Aim: Make an exact copy of all the records.

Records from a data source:
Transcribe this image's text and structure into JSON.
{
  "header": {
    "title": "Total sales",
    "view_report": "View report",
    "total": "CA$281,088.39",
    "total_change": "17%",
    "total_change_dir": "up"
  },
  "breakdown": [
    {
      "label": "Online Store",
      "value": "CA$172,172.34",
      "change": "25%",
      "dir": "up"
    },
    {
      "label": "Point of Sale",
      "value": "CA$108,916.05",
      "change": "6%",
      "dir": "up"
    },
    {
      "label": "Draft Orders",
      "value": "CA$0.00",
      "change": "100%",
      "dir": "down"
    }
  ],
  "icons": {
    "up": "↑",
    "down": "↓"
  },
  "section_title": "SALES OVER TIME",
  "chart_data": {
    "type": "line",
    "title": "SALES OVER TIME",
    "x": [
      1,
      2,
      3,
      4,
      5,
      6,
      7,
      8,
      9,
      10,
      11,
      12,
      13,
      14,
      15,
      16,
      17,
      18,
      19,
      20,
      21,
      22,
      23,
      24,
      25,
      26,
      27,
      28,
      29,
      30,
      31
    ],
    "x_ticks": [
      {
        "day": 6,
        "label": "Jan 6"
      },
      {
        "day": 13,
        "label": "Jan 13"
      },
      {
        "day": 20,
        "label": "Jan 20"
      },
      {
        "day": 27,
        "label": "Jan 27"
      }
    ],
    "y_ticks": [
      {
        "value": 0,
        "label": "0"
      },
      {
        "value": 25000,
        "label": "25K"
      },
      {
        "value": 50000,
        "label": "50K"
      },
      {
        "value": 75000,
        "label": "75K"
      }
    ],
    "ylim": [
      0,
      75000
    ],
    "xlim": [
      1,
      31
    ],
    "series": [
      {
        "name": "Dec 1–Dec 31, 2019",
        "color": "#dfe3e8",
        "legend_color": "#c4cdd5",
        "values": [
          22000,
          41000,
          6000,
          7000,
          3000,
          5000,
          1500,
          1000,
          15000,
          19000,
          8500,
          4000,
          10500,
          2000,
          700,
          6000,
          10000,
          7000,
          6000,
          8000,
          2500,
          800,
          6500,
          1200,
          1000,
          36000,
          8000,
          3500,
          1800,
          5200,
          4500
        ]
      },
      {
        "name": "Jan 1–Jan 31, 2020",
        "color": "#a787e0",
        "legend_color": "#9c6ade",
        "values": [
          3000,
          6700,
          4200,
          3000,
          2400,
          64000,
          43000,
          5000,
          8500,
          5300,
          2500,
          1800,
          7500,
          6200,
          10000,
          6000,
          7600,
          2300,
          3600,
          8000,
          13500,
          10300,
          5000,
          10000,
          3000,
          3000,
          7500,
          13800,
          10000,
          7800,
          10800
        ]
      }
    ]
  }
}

Result:
Transcribe this image's text and structure into JSON.
{
  "header": {
    "title": "Total sales",
    "view_report": "View report",
    "total": "CA$281,088.39",
    "total_change": "17%",
    "total_change_dir": "up"
  },
  "breakdown": [
    {
      "label": "Online Store",
      "value": "CA$172,172.34",
      "change": "25%",
      "dir": "up"
    },
    {
      "label": "Point of Sale",
      "value": "CA$108,916.05",
      "change": "6%",
      "dir": "up"
    },
    {
      "label": "Draft Orders",
      "value": "CA$0.00",
      "change": "100%",
      "dir": "down"
    }
  ],
  "icons": {
    "up": "↑",
    "down": "↓"
  },
  "section_title": "SALES OVER TIME",
  "chart_data": {
    "type": "line",
    "title": "SALES OVER TIME",
    "x": [
      1,
      2,
      3,
      4,
      5,
      6,
      7,
      8,
      9,
      10,
      11,
      12,
      13,
      14,
      15,
      16,
      17,
      18,
      19,
      20,
      21,
      22,
      23,
      24,
      25,
      26,
      27,
      28,
      29,
      30,
      31
    ],
    "x_ticks": [
      {
        "day": 6,
        "label": "Jan 6"
      },
      {
        "day": 13,
        "label": "Jan 13"
      },
      {
        "day": 20,
        "label": "Jan 20"
      },
      {
        "day": 27,
        "label": "Jan 27"
      }
    ],
    "y_ticks": [
      {
        "value": 0,
        "label": "0"
      },
      {
        "value": 25000,
        "label": "25K"
      },
      {
        "value": 50000,
        "label": "50K"
      },
      {
        "value": 75000,
        "label": "75K"
      }
    ],
    "ylim": [
      0,
      75000
    ],
    "xlim": [
      1,
      31
    ],
    "series": [
      {
        "name": "Dec 1–Dec 31, 2019",
        "color": "#dfe3e8",
        "legend_color": "#c4cdd5",
        "values": [
          22000,
          41000,
          6000,
          7000,
          3000,
          5000,
          1500,
          1000,
          15000,
          19000,
          8500,
          4000,
          10500,
          2000,
          700,
          6000,
          10000,
          7000,
          6000,
          8000,
          2500,
          800,
          6500,
          1200,
          1000,
          36000,
          8000,
          3500,
          1800,
          5200,
          4500
        ]
      },
      {
        "name": "Jan 1–Jan 31, 2020",
        "color": "#a787e0",
        "legend_color": "#9c6ade",
        "values": [
          3000,
          6700,
          4200,
          3000,
          2400,
          64000,
          43000,
          5000,
          8500,
          5300,
          2500,
          1800,
          7500,
          6200,
          10000,
          6000,
          7600,
          2300,
          3600,
          8000,
          13500,
          10300,
          5000,
          10000,
          3000,
          3000,
          7500,
          13800,
          10000,
          7800,
          10800
        ]
      }
    ]
  }
}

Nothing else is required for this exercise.